◆ **What is being asked**: Every line below that holds the string "расположенная" should be copied out.

─── The input ───

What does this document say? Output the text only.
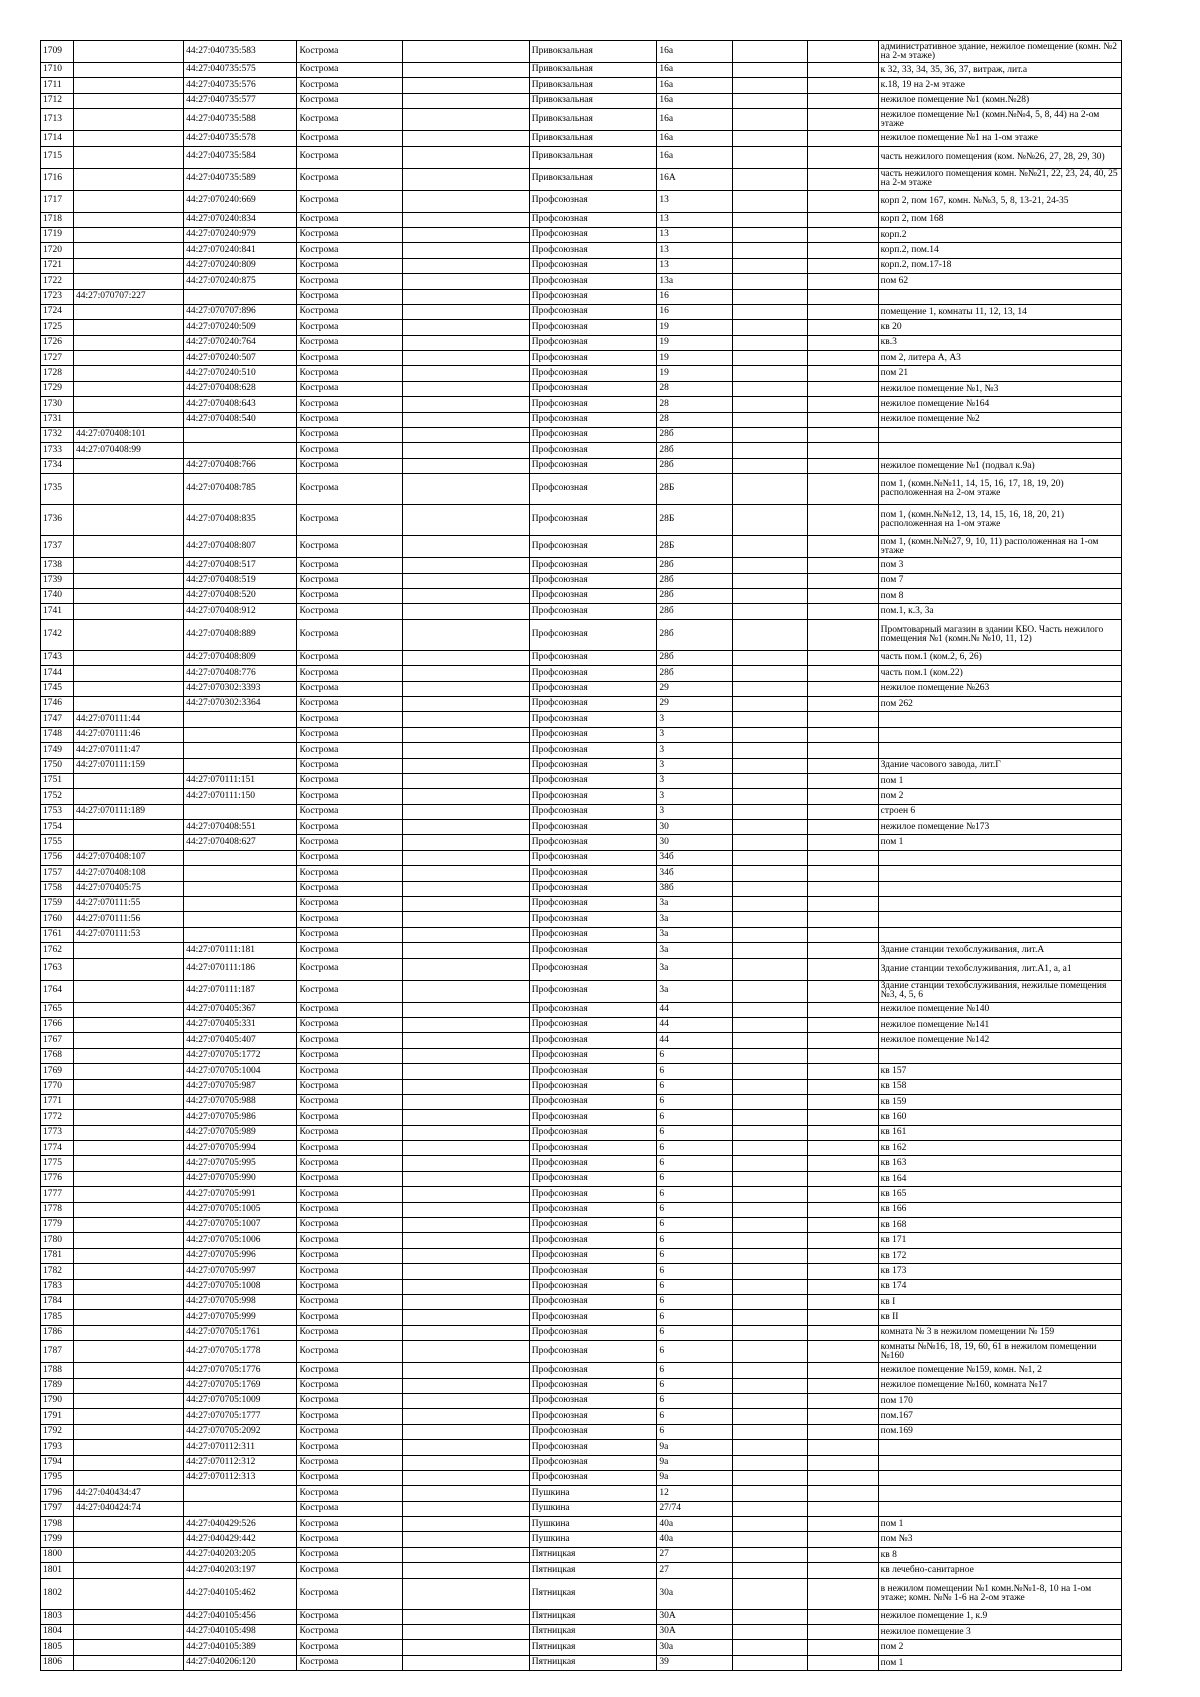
1709		44:27:040735:583	Кострома		Привокзальная	16а			административное здание, нежилое помещение (комн. №2 на 2-м этаже)
1710		44:27:040735:575	Кострома		Привокзальная	16а			к 32, 33, 34, 35, 36, 37, витраж, лит.а
1711		44:27:040735:576	Кострома		Привокзальная	16а			к.18, 19 на 2-м этаже
1712		44:27:040735:577	Кострома		Привокзальная	16а			нежилое помещение №1 (комн.№28)
1713		44:27:040735:588	Кострома		Привокзальная	16а			нежилое помещение №1 (комн.№№4, 5, 8, 44) на 2-ом этаже
1714		44:27:040735:578	Кострома		Привокзальная	16а			нежилое помещение №1 на 1-ом этаже
1715		44:27:040735:584	Кострома		Привокзальная	16а			часть нежилого помещения (ком. №№26, 27, 28, 29, 30)
1716		44:27:040735:589	Кострома		Привокзальная	16А			часть нежилого помещения комн. №№21, 22, 23, 24, 40, 25 на 2-м этаже
1717		44:27:070240:669	Кострома		Профсоюзная	13			корп 2, пом 167, комн. №№3, 5, 8, 13-21, 24-35
1718		44:27:070240:834	Кострома		Профсоюзная	13			корп 2, пом 168
1719		44:27:070240:979	Кострома		Профсоюзная	13			корп.2
1720		44:27:070240:841	Кострома		Профсоюзная	13			корп.2, пом.14
1721		44:27:070240:809	Кострома		Профсоюзная	13			корп.2, пом.17-18
1722		44:27:070240:875	Кострома		Профсоюзная	13а			пом 62
1723	44:27:070707:227		Кострома		Профсоюзная	16			
1724		44:27:070707:896	Кострома		Профсоюзная	16			помещение 1, комнаты 11, 12, 13, 14
1725		44:27:070240:509	Кострома		Профсоюзная	19			кв 20
1726		44:27:070240:764	Кострома		Профсоюзная	19			кв.3
1727		44:27:070240:507	Кострома		Профсоюзная	19			пом 2, литера А, А3
1728		44:27:070240:510	Кострома		Профсоюзная	19			пом 21
1729		44:27:070408:628	Кострома		Профсоюзная	28			нежилое помещение №1, №3
1730		44:27:070408:643	Кострома		Профсоюзная	28			нежилое помещение №164
1731		44:27:070408:540	Кострома		Профсоюзная	28			нежилое помещение №2
1732	44:27:070408:101		Кострома		Профсоюзная	28б			
1733	44:27:070408:99		Кострома		Профсоюзная	28б			
1734		44:27:070408:766	Кострома		Профсоюзная	28б			нежилое помещение №1 (подвал к.9а)
1735		44:27:070408:785	Кострома		Профсоюзная	28Б			пом 1, (комн.№№11, 14, 15, 16, 17, 18, 19, 20) расположенная на 2-ом этаже
1736		44:27:070408:835	Кострома		Профсоюзная	28Б			пом 1, (комн.№№12, 13, 14, 15, 16, 18, 20, 21) расположенная на 1-ом этаже
1737		44:27:070408:807	Кострома		Профсоюзная	28Б			пом 1, (комн.№№27, 9, 10, 11) расположенная на 1-ом этаже
1738		44:27:070408:517	Кострома		Профсоюзная	28б			пом 3
1739		44:27:070408:519	Кострома		Профсоюзная	28б			пом 7
1740		44:27:070408:520	Кострома		Профсоюзная	28б			пом 8
1741		44:27:070408:912	Кострома		Профсоюзная	28б			пом.1, к.3, 3а
1742		44:27:070408:889	Кострома		Профсоюзная	28б			Промтоварный магазин в здании КБО. Часть нежилого помещения №1 (комн.№ №10, 11, 12)
1743		44:27:070408:809	Кострома		Профсоюзная	28б			часть пом.1 (ком.2, 6, 26)
1744		44:27:070408:776	Кострома		Профсоюзная	28б			часть пом.1 (ком.22)
1745		44:27:070302:3393	Кострома		Профсоюзная	29			нежилое помещение №263
1746		44:27:070302:3364	Кострома		Профсоюзная	29			пом 262
1747	44:27:070111:44		Кострома		Профсоюзная	3			
1748	44:27:070111:46		Кострома		Профсоюзная	3			
1749	44:27:070111:47		Кострома		Профсоюзная	3			
1750	44:27:070111:159		Кострома		Профсоюзная	3			Здание часового завода, лит.Г
1751		44:27:070111:151	Кострома		Профсоюзная	3			пом 1
1752		44:27:070111:150	Кострома		Профсоюзная	3			пом 2
1753	44:27:070111:189		Кострома		Профсоюзная	3			строен 6
1754		44:27:070408:551	Кострома		Профсоюзная	30			нежилое помещение №173
1755		44:27:070408:627	Кострома		Профсоюзная	30			пом 1
1756	44:27:070408:107		Кострома		Профсоюзная	34б			
1757	44:27:070408:108		Кострома		Профсоюзная	34б			
1758	44:27:070405:75		Кострома		Профсоюзная	38б			
1759	44:27:070111:55		Кострома		Профсоюзная	3а			
1760	44:27:070111:56		Кострома		Профсоюзная	3а			
1761	44:27:070111:53		Кострома		Профсоюзная	3а			
1762		44:27:070111:181	Кострома		Профсоюзная	3а			Здание станции техобслуживания, лит.А
1763		44:27:070111:186	Кострома		Профсоюзная	3а			Здание станции техобслуживания, лит.А1, а, а1
1764		44:27:070111:187	Кострома		Профсоюзная	3а			Здание станции техобслуживания, нежилые помещения №3, 4, 5, 6
1765		44:27:070405:367	Кострома		Профсоюзная	44			нежилое помещение №140
1766		44:27:070405:331	Кострома		Профсоюзная	44			нежилое помещение №141
1767		44:27:070405:407	Кострома		Профсоюзная	44			нежилое помещение №142
1768		44:27:070705:1772	Кострома		Профсоюзная	6			
1769		44:27:070705:1004	Кострома		Профсоюзная	6			кв 157
1770		44:27:070705:987	Кострома		Профсоюзная	6			кв 158
1771		44:27:070705:988	Кострома		Профсоюзная	6			кв 159
1772		44:27:070705:986	Кострома		Профсоюзная	6			кв 160
1773		44:27:070705:989	Кострома		Профсоюзная	6			кв 161
1774		44:27:070705:994	Кострома		Профсоюзная	6			кв 162
1775		44:27:070705:995	Кострома		Профсоюзная	6			кв 163
1776		44:27:070705:990	Кострома		Профсоюзная	6			кв 164
1777		44:27:070705:991	Кострома		Профсоюзная	6			кв 165
1778		44:27:070705:1005	Кострома		Профсоюзная	6			кв 166
1779		44:27:070705:1007	Кострома		Профсоюзная	6			кв 168
1780		44:27:070705:1006	Кострома		Профсоюзная	6			кв 171
1781		44:27:070705:996	Кострома		Профсоюзная	6			кв 172
1782		44:27:070705:997	Кострома		Профсоюзная	6			кв 173
1783		44:27:070705:1008	Кострома		Профсоюзная	6			кв 174
1784		44:27:070705:998	Кострома		Профсоюзная	6			кв I
1785		44:27:070705:999	Кострома		Профсоюзная	6			кв II
1786		44:27:070705:1761	Кострома		Профсоюзная	6			комната № 3 в нежилом помещении № 159
1787		44:27:070705:1778	Кострома		Профсоюзная	6			комнаты №№16, 18, 19, 60, 61 в нежилом помещении №160
1788		44:27:070705:1776	Кострома		Профсоюзная	6			нежилое помещение №159, комн. №1, 2
1789		44:27:070705:1769	Кострома		Профсоюзная	6			нежилое помещение №160, комната №17
1790		44:27:070705:1009	Кострома		Профсоюзная	6			пом 170
1791		44:27:070705:1777	Кострома		Профсоюзная	6			пом.167
1792		44:27:070705:2092	Кострома		Профсоюзная	6			пом.169
1793		44:27:070112:311	Кострома		Профсоюзная	9а			
1794		44:27:070112:312	Кострома		Профсоюзная	9а			
1795		44:27:070112:313	Кострома		Профсоюзная	9а			
1796	44:27:040434:47		Кострома		Пушкина	12			
1797	44:27:040424:74		Кострома		Пушкина	27/74			
1798		44:27:040429:526	Кострома		Пушкина	40а			пом 1
1799		44:27:040429:442	Кострома		Пушкина	40а			пом №3
1800		44:27:040203:205	Кострома		Пятницкая	27			кв 8
1801		44:27:040203:197	Кострома		Пятницкая	27			кв лечебно-санитарное
1802		44:27:040105:462	Кострома		Пятницкая	30а			в нежилом помещении №1 комн.№№1-8, 10 на 1-ом этаже; комн. №№ 1-6 на 2-ом этаже
1803		44:27:040105:456	Кострома		Пятницкая	30А			нежилое помещение 1, к.9
1804		44:27:040105:498	Кострома		Пятницкая	30А			нежилое помещение 3
1805		44:27:040105:389	Кострома		Пятницкая	30а			пом 2
1806		44:27:040206:120	Кострома		Пятницкая	39			пом 1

───

◆ **Result**:
1735		44:27:070408:785	Кострома		Профсоюзная	28Б			пом 1, (комн.№№11, 14, 15, 16, 17, 18, 19, 20) расположенная на 2-ом этаже
1736		44:27:070408:835	Кострома		Профсоюзная	28Б			пом 1, (комн.№№12, 13, 14, 15, 16, 18, 20, 21) расположенная на 1-ом этаже
1737		44:27:070408:807	Кострома		Профсоюзная	28Б			пом 1, (комн.№№27, 9, 10, 11) расположенная на 1-ом этаже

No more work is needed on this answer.